START Provided entries
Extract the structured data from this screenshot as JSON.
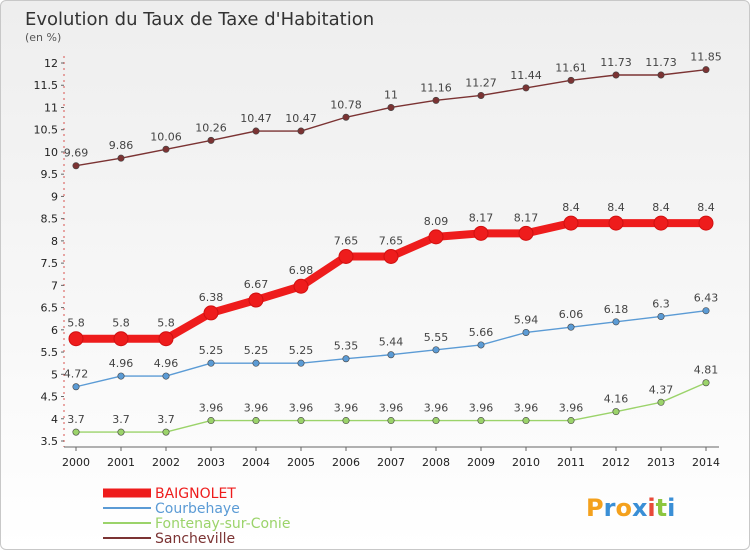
{
  "chart_data": {
    "type": "line",
    "title": "Evolution du Taux de Taxe d'Habitation",
    "subtitle": "(en %)",
    "x": [
      "2000",
      "2001",
      "2002",
      "2003",
      "2004",
      "2005",
      "2006",
      "2007",
      "2008",
      "2009",
      "2010",
      "2011",
      "2012",
      "2013",
      "2014"
    ],
    "ylim": [
      3.5,
      12
    ],
    "yticks": [
      "3.5",
      "4",
      "4.5",
      "5",
      "5.5",
      "6",
      "6.5",
      "7",
      "7.5",
      "8",
      "8.5",
      "9",
      "9.5",
      "10",
      "10.5",
      "11",
      "11.5",
      "12"
    ],
    "grid": false,
    "legend_position": "bottom-left",
    "series": [
      {
        "name": "BAIGNOLET",
        "color": "#ee1c1c",
        "emphasis": true,
        "values": [
          5.8,
          5.8,
          5.8,
          6.38,
          6.67,
          6.98,
          7.65,
          7.65,
          8.09,
          8.17,
          8.17,
          8.4,
          8.4,
          8.4,
          8.4
        ],
        "labels": [
          "5.8",
          "5.8",
          "5.8",
          "6.38",
          "6.67",
          "6.98",
          "7.65",
          "7.65",
          "8.09",
          "8.17",
          "8.17",
          "8.4",
          "8.4",
          "8.4",
          "8.4"
        ]
      },
      {
        "name": "Courbehaye",
        "color": "#5b9bd5",
        "emphasis": false,
        "values": [
          4.72,
          4.96,
          4.96,
          5.25,
          5.25,
          5.25,
          5.35,
          5.44,
          5.55,
          5.66,
          5.94,
          6.06,
          6.18,
          6.3,
          6.43
        ],
        "labels": [
          "4.72",
          "4.96",
          "4.96",
          "5.25",
          "5.25",
          "5.25",
          "5.35",
          "5.44",
          "5.55",
          "5.66",
          "5.94",
          "6.06",
          "6.18",
          "6.3",
          "6.43"
        ]
      },
      {
        "name": "Fontenay-sur-Conie",
        "color": "#9bd36a",
        "emphasis": false,
        "values": [
          3.7,
          3.7,
          3.7,
          3.96,
          3.96,
          3.96,
          3.96,
          3.96,
          3.96,
          3.96,
          3.96,
          3.96,
          4.16,
          4.37,
          4.81
        ],
        "labels": [
          "3.7",
          "3.7",
          "3.7",
          "3.96",
          "3.96",
          "3.96",
          "3.96",
          "3.96",
          "3.96",
          "3.96",
          "3.96",
          "3.96",
          "4.16",
          "4.37",
          "4.81"
        ]
      },
      {
        "name": "Sancheville",
        "color": "#7b3333",
        "emphasis": false,
        "values": [
          9.69,
          9.86,
          10.06,
          10.26,
          10.47,
          10.47,
          10.78,
          11,
          11.16,
          11.27,
          11.44,
          11.61,
          11.73,
          11.73,
          11.85
        ],
        "labels": [
          "9.69",
          "9.86",
          "10.06",
          "10.26",
          "10.47",
          "10.47",
          "10.78",
          "11",
          "11.16",
          "11.27",
          "11.44",
          "11.61",
          "11.73",
          "11.73",
          "11.85"
        ]
      }
    ]
  },
  "brand": {
    "letters": [
      "P",
      "r",
      "o",
      "x",
      "i",
      "t",
      "i"
    ],
    "colors": [
      "#f4a11d",
      "#3a8fd6",
      "#f4a11d",
      "#3a8fd6",
      "#e84a3a",
      "#8cc63f",
      "#3a8fd6"
    ]
  }
}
END Provided entries
What needs to be done: Pictures in the records should not appear in your copy, but everything else must be transcribed exactly.

Answer for the task:
Extract the structured data from this screenshot as JSON.
{
  "chart_data": {
    "type": "line",
    "title": "Evolution du Taux de Taxe d'Habitation",
    "subtitle": "(en %)",
    "x": [
      "2000",
      "2001",
      "2002",
      "2003",
      "2004",
      "2005",
      "2006",
      "2007",
      "2008",
      "2009",
      "2010",
      "2011",
      "2012",
      "2013",
      "2014"
    ],
    "ylim": [
      3.5,
      12
    ],
    "yticks": [
      "3.5",
      "4",
      "4.5",
      "5",
      "5.5",
      "6",
      "6.5",
      "7",
      "7.5",
      "8",
      "8.5",
      "9",
      "9.5",
      "10",
      "10.5",
      "11",
      "11.5",
      "12"
    ],
    "grid": false,
    "legend_position": "bottom-left",
    "series": [
      {
        "name": "BAIGNOLET",
        "color": "#ee1c1c",
        "emphasis": true,
        "values": [
          5.8,
          5.8,
          5.8,
          6.38,
          6.67,
          6.98,
          7.65,
          7.65,
          8.09,
          8.17,
          8.17,
          8.4,
          8.4,
          8.4,
          8.4
        ],
        "labels": [
          "5.8",
          "5.8",
          "5.8",
          "6.38",
          "6.67",
          "6.98",
          "7.65",
          "7.65",
          "8.09",
          "8.17",
          "8.17",
          "8.4",
          "8.4",
          "8.4",
          "8.4"
        ]
      },
      {
        "name": "Courbehaye",
        "color": "#5b9bd5",
        "emphasis": false,
        "values": [
          4.72,
          4.96,
          4.96,
          5.25,
          5.25,
          5.25,
          5.35,
          5.44,
          5.55,
          5.66,
          5.94,
          6.06,
          6.18,
          6.3,
          6.43
        ],
        "labels": [
          "4.72",
          "4.96",
          "4.96",
          "5.25",
          "5.25",
          "5.25",
          "5.35",
          "5.44",
          "5.55",
          "5.66",
          "5.94",
          "6.06",
          "6.18",
          "6.3",
          "6.43"
        ]
      },
      {
        "name": "Fontenay-sur-Conie",
        "color": "#9bd36a",
        "emphasis": false,
        "values": [
          3.7,
          3.7,
          3.7,
          3.96,
          3.96,
          3.96,
          3.96,
          3.96,
          3.96,
          3.96,
          3.96,
          3.96,
          4.16,
          4.37,
          4.81
        ],
        "labels": [
          "3.7",
          "3.7",
          "3.7",
          "3.96",
          "3.96",
          "3.96",
          "3.96",
          "3.96",
          "3.96",
          "3.96",
          "3.96",
          "3.96",
          "4.16",
          "4.37",
          "4.81"
        ]
      },
      {
        "name": "Sancheville",
        "color": "#7b3333",
        "emphasis": false,
        "values": [
          9.69,
          9.86,
          10.06,
          10.26,
          10.47,
          10.47,
          10.78,
          11,
          11.16,
          11.27,
          11.44,
          11.61,
          11.73,
          11.73,
          11.85
        ],
        "labels": [
          "9.69",
          "9.86",
          "10.06",
          "10.26",
          "10.47",
          "10.47",
          "10.78",
          "11",
          "11.16",
          "11.27",
          "11.44",
          "11.61",
          "11.73",
          "11.73",
          "11.85"
        ]
      }
    ]
  },
  "brand": {
    "letters": [
      "P",
      "r",
      "o",
      "x",
      "i",
      "t",
      "i"
    ],
    "colors": [
      "#f4a11d",
      "#3a8fd6",
      "#f4a11d",
      "#3a8fd6",
      "#e84a3a",
      "#8cc63f",
      "#3a8fd6"
    ]
  }
}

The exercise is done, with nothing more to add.